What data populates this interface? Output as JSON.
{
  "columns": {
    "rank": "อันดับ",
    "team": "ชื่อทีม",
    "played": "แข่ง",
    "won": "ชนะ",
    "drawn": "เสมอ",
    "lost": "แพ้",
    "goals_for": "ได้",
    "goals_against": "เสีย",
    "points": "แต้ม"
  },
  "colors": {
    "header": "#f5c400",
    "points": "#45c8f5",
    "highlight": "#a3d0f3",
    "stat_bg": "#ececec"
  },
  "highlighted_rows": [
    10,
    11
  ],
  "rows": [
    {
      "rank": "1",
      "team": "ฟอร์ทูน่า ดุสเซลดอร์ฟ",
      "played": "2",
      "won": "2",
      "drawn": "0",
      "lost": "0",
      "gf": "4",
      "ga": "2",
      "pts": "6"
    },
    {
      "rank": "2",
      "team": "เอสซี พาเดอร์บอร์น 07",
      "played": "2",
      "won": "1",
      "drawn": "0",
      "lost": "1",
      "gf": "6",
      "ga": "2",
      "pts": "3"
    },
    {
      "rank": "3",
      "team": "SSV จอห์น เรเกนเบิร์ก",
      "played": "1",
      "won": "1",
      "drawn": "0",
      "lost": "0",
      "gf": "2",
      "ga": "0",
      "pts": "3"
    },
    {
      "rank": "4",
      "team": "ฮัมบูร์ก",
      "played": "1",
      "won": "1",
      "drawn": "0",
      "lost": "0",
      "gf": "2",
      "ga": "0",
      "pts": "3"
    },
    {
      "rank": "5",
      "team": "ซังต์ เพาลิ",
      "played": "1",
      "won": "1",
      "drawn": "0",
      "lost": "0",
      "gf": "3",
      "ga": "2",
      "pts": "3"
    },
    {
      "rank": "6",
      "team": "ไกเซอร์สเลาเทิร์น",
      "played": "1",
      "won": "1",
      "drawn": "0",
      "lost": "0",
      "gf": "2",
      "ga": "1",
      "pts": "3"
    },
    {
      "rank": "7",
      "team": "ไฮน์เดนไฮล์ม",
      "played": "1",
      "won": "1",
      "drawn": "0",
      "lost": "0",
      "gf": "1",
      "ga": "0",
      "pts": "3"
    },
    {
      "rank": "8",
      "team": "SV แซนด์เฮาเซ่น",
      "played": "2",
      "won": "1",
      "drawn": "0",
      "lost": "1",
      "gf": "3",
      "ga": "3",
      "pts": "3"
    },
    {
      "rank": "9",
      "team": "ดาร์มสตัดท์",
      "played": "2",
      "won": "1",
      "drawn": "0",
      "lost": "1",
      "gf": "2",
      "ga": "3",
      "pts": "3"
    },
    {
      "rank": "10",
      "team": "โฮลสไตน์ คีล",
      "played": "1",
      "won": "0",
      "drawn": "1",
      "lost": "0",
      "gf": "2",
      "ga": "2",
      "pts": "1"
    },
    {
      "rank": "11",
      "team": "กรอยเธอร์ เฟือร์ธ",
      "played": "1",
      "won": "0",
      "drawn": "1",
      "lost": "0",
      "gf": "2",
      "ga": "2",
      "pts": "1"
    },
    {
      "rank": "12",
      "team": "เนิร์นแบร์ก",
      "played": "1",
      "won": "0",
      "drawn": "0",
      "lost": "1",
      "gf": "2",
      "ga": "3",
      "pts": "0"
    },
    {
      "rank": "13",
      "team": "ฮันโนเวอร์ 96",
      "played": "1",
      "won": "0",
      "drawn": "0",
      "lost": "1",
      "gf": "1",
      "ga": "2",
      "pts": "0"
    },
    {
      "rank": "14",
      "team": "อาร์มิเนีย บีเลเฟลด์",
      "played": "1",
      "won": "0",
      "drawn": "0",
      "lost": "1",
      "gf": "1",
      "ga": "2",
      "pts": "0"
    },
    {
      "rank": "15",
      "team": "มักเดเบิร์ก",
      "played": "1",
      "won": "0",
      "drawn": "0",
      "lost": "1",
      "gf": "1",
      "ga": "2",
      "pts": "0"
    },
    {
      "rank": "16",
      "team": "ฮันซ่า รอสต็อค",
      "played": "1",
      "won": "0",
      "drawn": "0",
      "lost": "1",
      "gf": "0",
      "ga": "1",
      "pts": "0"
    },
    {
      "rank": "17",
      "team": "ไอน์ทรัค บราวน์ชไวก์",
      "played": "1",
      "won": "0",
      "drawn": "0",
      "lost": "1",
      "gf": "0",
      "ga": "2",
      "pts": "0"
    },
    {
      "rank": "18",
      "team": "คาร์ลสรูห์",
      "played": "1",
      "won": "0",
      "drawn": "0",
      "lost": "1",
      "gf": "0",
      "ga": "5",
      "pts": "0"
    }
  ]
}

→ Request
The records above should be returned exactly.

→ Answer for the task
What data populates this interface? Output as JSON.
{
  "columns": {
    "rank": "อันดับ",
    "team": "ชื่อทีม",
    "played": "แข่ง",
    "won": "ชนะ",
    "drawn": "เสมอ",
    "lost": "แพ้",
    "goals_for": "ได้",
    "goals_against": "เสีย",
    "points": "แต้ม"
  },
  "colors": {
    "header": "#f5c400",
    "points": "#45c8f5",
    "highlight": "#a3d0f3",
    "stat_bg": "#ececec"
  },
  "highlighted_rows": [
    10,
    11
  ],
  "rows": [
    {
      "rank": "1",
      "team": "ฟอร์ทูน่า ดุสเซลดอร์ฟ",
      "played": "2",
      "won": "2",
      "drawn": "0",
      "lost": "0",
      "gf": "4",
      "ga": "2",
      "pts": "6"
    },
    {
      "rank": "2",
      "team": "เอสซี พาเดอร์บอร์น 07",
      "played": "2",
      "won": "1",
      "drawn": "0",
      "lost": "1",
      "gf": "6",
      "ga": "2",
      "pts": "3"
    },
    {
      "rank": "3",
      "team": "SSV จอห์น เรเกนเบิร์ก",
      "played": "1",
      "won": "1",
      "drawn": "0",
      "lost": "0",
      "gf": "2",
      "ga": "0",
      "pts": "3"
    },
    {
      "rank": "4",
      "team": "ฮัมบูร์ก",
      "played": "1",
      "won": "1",
      "drawn": "0",
      "lost": "0",
      "gf": "2",
      "ga": "0",
      "pts": "3"
    },
    {
      "rank": "5",
      "team": "ซังต์ เพาลิ",
      "played": "1",
      "won": "1",
      "drawn": "0",
      "lost": "0",
      "gf": "3",
      "ga": "2",
      "pts": "3"
    },
    {
      "rank": "6",
      "team": "ไกเซอร์สเลาเทิร์น",
      "played": "1",
      "won": "1",
      "drawn": "0",
      "lost": "0",
      "gf": "2",
      "ga": "1",
      "pts": "3"
    },
    {
      "rank": "7",
      "team": "ไฮน์เดนไฮล์ม",
      "played": "1",
      "won": "1",
      "drawn": "0",
      "lost": "0",
      "gf": "1",
      "ga": "0",
      "pts": "3"
    },
    {
      "rank": "8",
      "team": "SV แซนด์เฮาเซ่น",
      "played": "2",
      "won": "1",
      "drawn": "0",
      "lost": "1",
      "gf": "3",
      "ga": "3",
      "pts": "3"
    },
    {
      "rank": "9",
      "team": "ดาร์มสตัดท์",
      "played": "2",
      "won": "1",
      "drawn": "0",
      "lost": "1",
      "gf": "2",
      "ga": "3",
      "pts": "3"
    },
    {
      "rank": "10",
      "team": "โฮลสไตน์ คีล",
      "played": "1",
      "won": "0",
      "drawn": "1",
      "lost": "0",
      "gf": "2",
      "ga": "2",
      "pts": "1"
    },
    {
      "rank": "11",
      "team": "กรอยเธอร์ เฟือร์ธ",
      "played": "1",
      "won": "0",
      "drawn": "1",
      "lost": "0",
      "gf": "2",
      "ga": "2",
      "pts": "1"
    },
    {
      "rank": "12",
      "team": "เนิร์นแบร์ก",
      "played": "1",
      "won": "0",
      "drawn": "0",
      "lost": "1",
      "gf": "2",
      "ga": "3",
      "pts": "0"
    },
    {
      "rank": "13",
      "team": "ฮันโนเวอร์ 96",
      "played": "1",
      "won": "0",
      "drawn": "0",
      "lost": "1",
      "gf": "1",
      "ga": "2",
      "pts": "0"
    },
    {
      "rank": "14",
      "team": "อาร์มิเนีย บีเลเฟลด์",
      "played": "1",
      "won": "0",
      "drawn": "0",
      "lost": "1",
      "gf": "1",
      "ga": "2",
      "pts": "0"
    },
    {
      "rank": "15",
      "team": "มักเดเบิร์ก",
      "played": "1",
      "won": "0",
      "drawn": "0",
      "lost": "1",
      "gf": "1",
      "ga": "2",
      "pts": "0"
    },
    {
      "rank": "16",
      "team": "ฮันซ่า รอสต็อค",
      "played": "1",
      "won": "0",
      "drawn": "0",
      "lost": "1",
      "gf": "0",
      "ga": "1",
      "pts": "0"
    },
    {
      "rank": "17",
      "team": "ไอน์ทรัค บราวน์ชไวก์",
      "played": "1",
      "won": "0",
      "drawn": "0",
      "lost": "1",
      "gf": "0",
      "ga": "2",
      "pts": "0"
    },
    {
      "rank": "18",
      "team": "คาร์ลสรูห์",
      "played": "1",
      "won": "0",
      "drawn": "0",
      "lost": "1",
      "gf": "0",
      "ga": "5",
      "pts": "0"
    }
  ]
}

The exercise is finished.